# EXERCISE OBJECTIVE
Your task is to copy the listing exactly. Drop any pictures from the copy.
+---+
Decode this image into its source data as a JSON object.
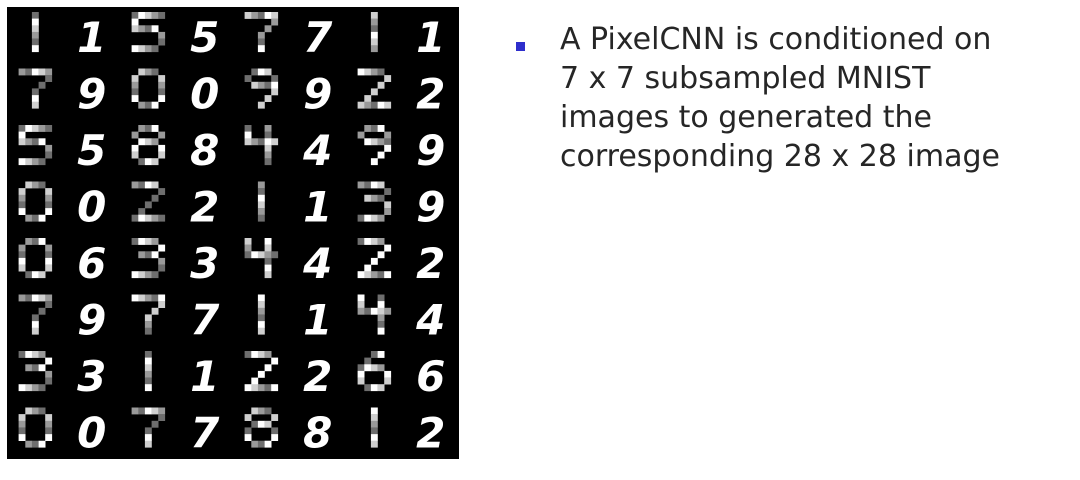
{
  "slide": {
    "bullet": {
      "lines": [
        "A PixelCNN is conditioned on",
        "7 x 7 subsampled MNIST",
        "images to generated the",
        "corresponding 28 x 28 image"
      ]
    },
    "figure": {
      "rows": 8,
      "columns": 8,
      "background_color": "#000000",
      "digit_color": "#ffffff",
      "layout": "alternating columns: blocky 7x7 subsampled input, then smooth 28x28 generated image"
    },
    "colors": {
      "bullet_marker": "#2e2ecc",
      "text": "#262626",
      "background": "#ffffff"
    }
  }
}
+---+
# FINISHED TASK
Decode this image into its source data as a JSON object.
{
  "slide": {
    "bullet": {
      "lines": [
        "A PixelCNN is conditioned on",
        "7 x 7 subsampled MNIST",
        "images to generated the",
        "corresponding 28 x 28 image"
      ]
    },
    "figure": {
      "rows": 8,
      "columns": 8,
      "background_color": "#000000",
      "digit_color": "#ffffff",
      "layout": "alternating columns: blocky 7x7 subsampled input, then smooth 28x28 generated image"
    },
    "colors": {
      "bullet_marker": "#2e2ecc",
      "text": "#262626",
      "background": "#ffffff"
    }
  }
}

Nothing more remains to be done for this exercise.